Exercise objective
Retype all of the listing exactly, passing over any picture you find.
▽
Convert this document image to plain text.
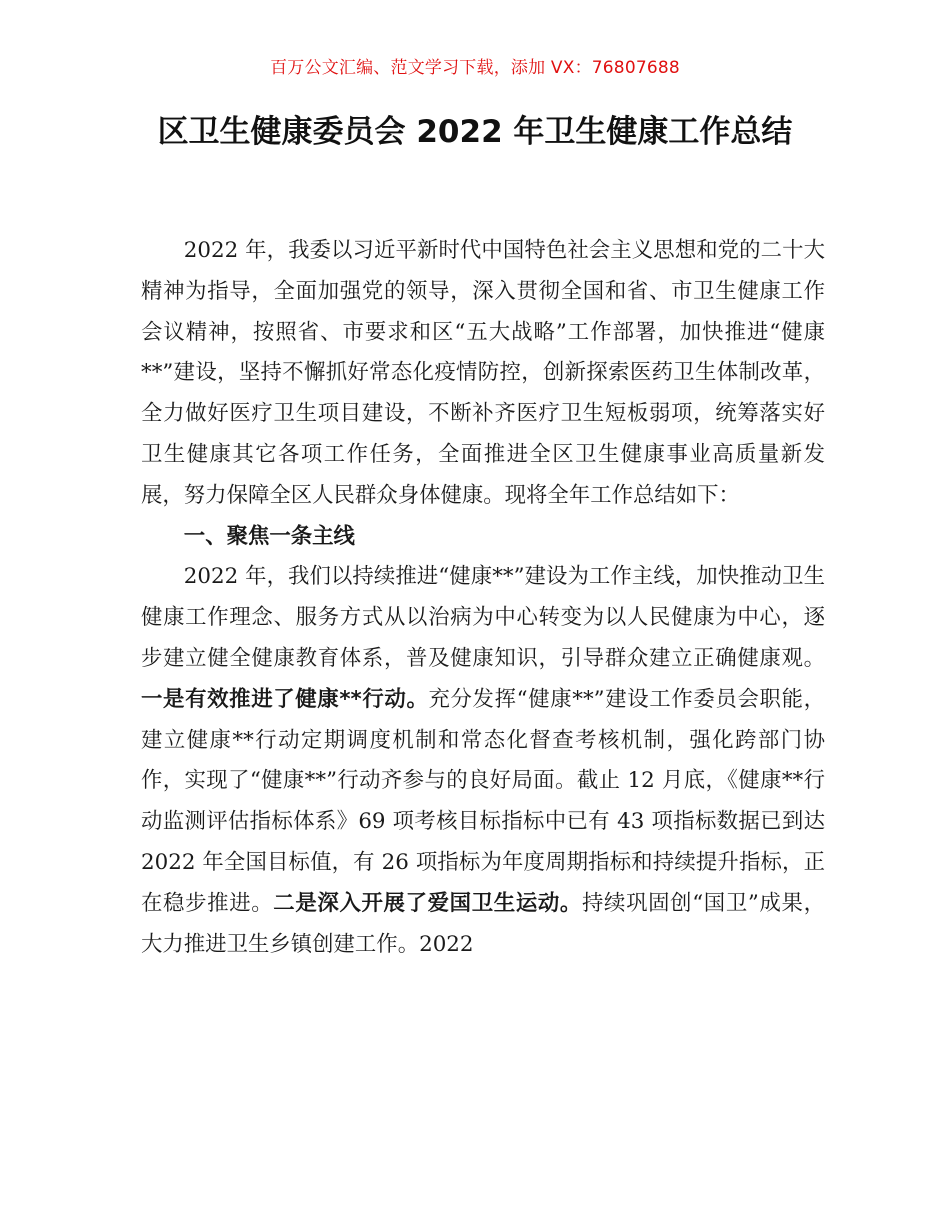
百万公文汇编、范文学习下载，添加 VX：76807688
区卫生健康委员会 2022 年卫生健康工作总结

2022 年，我委以习近平新时代中国特色社会主义思想和党的二十大精神为指导，全面加强党的领导，深入贯彻全国和省、市卫生健康工作会议精神，按照省、市要求和区“五大战略”工作部署，加快推进“健康**”建设，坚持不懈抓好常态化疫情防控，创新探索医药卫生体制改革，全力做好医疗卫生项目建设，不断补齐医疗卫生短板弱项，统筹落实好卫生健康其它各项工作任务，全面推进全区卫生健康事业高质量新发展，努力保障全区人民群众身体健康。现将全年工作总结如下：

一、聚焦一条主线

2022 年，我们以持续推进“健康**”建设为工作主线，加快推动卫生健康工作理念、服务方式从以治病为中心转变为以人民健康为中心，逐步建立健全健康教育体系，普及健康知识，引导群众建立正确健康观。一是有效推进了健康**行动。充分发挥“健康**”建设工作委员会职能，建立健康**行动定期调度机制和常态化督查考核机制，强化跨部门协作，实现了“健康**”行动齐参与的良好局面。截止 12 月底，《健康**行动监测评估指标体系》69 项考核目标指标中已有 43 项指标数据已到达 2022 年全国目标值，有 26 项指标为年度周期指标和持续提升指标，正在稳步推进。二是深入开展了爱国卫生运动。持续巩固创“国卫”成果，大力推进卫生乡镇创建工作。2022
△
Result of this task
Convert this document image to plain text.
百万公文汇编、范文学习下载，添加 VX：76807688
区卫生健康委员会 2022 年卫生健康工作总结

2022 年，我委以习近平新时代中国特色社会主义思想和党的二十大精神为指导，全面加强党的领导，深入贯彻全国和省、市卫生健康工作会议精神，按照省、市要求和区“五大战略”工作部署，加快推进“健康**”建设，坚持不懈抓好常态化疫情防控，创新探索医药卫生体制改革，全力做好医疗卫生项目建设，不断补齐医疗卫生短板弱项，统筹落实好卫生健康其它各项工作任务，全面推进全区卫生健康事业高质量新发展，努力保障全区人民群众身体健康。现将全年工作总结如下：

一、聚焦一条主线

2022 年，我们以持续推进“健康**”建设为工作主线，加快推动卫生健康工作理念、服务方式从以治病为中心转变为以人民健康为中心，逐步建立健全健康教育体系，普及健康知识，引导群众建立正确健康观。一是有效推进了健康**行动。充分发挥“健康**”建设工作委员会职能，建立健康**行动定期调度机制和常态化督查考核机制，强化跨部门协作，实现了“健康**”行动齐参与的良好局面。截止 12 月底，《健康**行动监测评估指标体系》69 项考核目标指标中已有 43 项指标数据已到达 2022 年全国目标值，有 26 项指标为年度周期指标和持续提升指标，正在稳步推进。二是深入开展了爱国卫生运动。持续巩固创“国卫”成果，大力推进卫生乡镇创建工作。2022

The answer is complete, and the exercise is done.